Starting from the line containing "Convert this screenshot", write out every remaining line exactly, the last one included.

§ **Source material**:
_ _ _ _ _

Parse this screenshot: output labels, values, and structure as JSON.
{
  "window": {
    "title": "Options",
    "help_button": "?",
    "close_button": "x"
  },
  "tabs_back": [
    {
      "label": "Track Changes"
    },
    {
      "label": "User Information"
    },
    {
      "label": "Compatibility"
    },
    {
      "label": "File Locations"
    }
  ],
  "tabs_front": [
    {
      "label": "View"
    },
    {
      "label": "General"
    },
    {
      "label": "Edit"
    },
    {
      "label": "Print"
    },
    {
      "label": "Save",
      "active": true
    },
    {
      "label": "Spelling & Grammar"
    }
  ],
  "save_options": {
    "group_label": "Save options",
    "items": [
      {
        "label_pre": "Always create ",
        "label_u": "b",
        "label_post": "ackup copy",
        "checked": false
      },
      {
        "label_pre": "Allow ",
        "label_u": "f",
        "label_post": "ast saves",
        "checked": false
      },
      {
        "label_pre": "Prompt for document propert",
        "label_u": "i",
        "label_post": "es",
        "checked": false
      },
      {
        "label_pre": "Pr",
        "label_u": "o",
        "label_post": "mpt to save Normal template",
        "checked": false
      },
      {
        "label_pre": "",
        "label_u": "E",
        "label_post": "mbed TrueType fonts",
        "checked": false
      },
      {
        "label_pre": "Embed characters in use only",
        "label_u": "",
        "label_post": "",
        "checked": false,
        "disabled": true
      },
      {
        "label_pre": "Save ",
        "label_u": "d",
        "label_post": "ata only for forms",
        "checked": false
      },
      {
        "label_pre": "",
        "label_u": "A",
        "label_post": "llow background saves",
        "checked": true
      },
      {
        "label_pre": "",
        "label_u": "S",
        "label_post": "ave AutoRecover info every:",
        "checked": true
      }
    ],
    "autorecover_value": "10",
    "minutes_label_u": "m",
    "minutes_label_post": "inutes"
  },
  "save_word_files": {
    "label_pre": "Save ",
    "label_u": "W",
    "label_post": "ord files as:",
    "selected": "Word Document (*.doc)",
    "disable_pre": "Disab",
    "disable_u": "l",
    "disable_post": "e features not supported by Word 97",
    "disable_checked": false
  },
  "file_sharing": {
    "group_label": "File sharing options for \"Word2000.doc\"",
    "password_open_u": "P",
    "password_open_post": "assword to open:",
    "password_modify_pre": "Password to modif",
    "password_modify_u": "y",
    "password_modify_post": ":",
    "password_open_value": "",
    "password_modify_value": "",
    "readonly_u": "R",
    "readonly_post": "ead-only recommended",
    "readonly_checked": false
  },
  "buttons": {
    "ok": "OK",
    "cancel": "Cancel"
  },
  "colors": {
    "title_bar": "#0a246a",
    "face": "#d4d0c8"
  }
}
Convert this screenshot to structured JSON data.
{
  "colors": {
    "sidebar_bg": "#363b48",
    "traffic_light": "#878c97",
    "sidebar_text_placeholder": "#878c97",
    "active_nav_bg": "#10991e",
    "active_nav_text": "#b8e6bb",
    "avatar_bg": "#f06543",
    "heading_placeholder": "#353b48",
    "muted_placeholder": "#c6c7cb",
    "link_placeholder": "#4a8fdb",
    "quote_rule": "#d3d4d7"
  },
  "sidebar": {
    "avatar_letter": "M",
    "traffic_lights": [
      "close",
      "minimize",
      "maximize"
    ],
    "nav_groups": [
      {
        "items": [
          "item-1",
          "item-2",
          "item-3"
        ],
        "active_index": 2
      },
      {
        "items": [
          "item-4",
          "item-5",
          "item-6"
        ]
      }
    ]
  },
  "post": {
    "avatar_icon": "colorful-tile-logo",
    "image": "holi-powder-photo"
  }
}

_ _ _ _ _

§ **Task answer**:
Convert this screenshot to structured JSON data.
{
  "colors": {
    "sidebar_bg": "#363b48",
    "traffic_light": "#878c97",
    "sidebar_text_placeholder": "#878c97",
    "active_nav_bg": "#10991e",
    "active_nav_text": "#b8e6bb",
    "avatar_bg": "#f06543",
    "heading_placeholder": "#353b48",
    "muted_placeholder": "#c6c7cb",
    "link_placeholder": "#4a8fdb",
    "quote_rule": "#d3d4d7"
  },
  "sidebar": {
    "avatar_letter": "M",
    "traffic_lights": [
      "close",
      "minimize",
      "maximize"
    ],
    "nav_groups": [
      {
        "items": [
          "item-1",
          "item-2",
          "item-3"
        ],
        "active_index": 2
      },
      {
        "items": [
          "item-4",
          "item-5",
          "item-6"
        ]
      }
    ]
  },
  "post": {
    "avatar_icon": "colorful-tile-logo",
    "image": "holi-powder-photo"
  }
}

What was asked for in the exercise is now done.